[Dataset listings of figures]
□ □ □ □ □ □ □

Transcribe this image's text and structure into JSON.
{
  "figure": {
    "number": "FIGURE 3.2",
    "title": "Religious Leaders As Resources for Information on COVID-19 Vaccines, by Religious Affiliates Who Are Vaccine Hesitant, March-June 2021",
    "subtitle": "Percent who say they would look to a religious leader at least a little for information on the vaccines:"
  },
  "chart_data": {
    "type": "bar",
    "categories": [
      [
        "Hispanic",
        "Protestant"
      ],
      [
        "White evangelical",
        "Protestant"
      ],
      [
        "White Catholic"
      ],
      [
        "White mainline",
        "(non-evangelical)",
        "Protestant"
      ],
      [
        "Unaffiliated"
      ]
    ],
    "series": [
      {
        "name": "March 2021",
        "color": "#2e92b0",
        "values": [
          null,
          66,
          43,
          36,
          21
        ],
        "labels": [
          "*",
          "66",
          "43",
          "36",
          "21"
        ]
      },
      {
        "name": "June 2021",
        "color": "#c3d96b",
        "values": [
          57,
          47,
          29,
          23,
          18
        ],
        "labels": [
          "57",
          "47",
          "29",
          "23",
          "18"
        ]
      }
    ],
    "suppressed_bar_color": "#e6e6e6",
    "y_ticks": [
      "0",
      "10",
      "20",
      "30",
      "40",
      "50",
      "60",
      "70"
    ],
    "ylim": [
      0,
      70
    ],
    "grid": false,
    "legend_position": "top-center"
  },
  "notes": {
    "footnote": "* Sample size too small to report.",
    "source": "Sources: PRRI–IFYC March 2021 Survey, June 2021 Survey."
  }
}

□ □ □ □ □ □ □

Pull out every line holding "evangelical" from the records above, and copy it.

▶ **Task response**:
        "White evangelical",
        "(non-evangelical)",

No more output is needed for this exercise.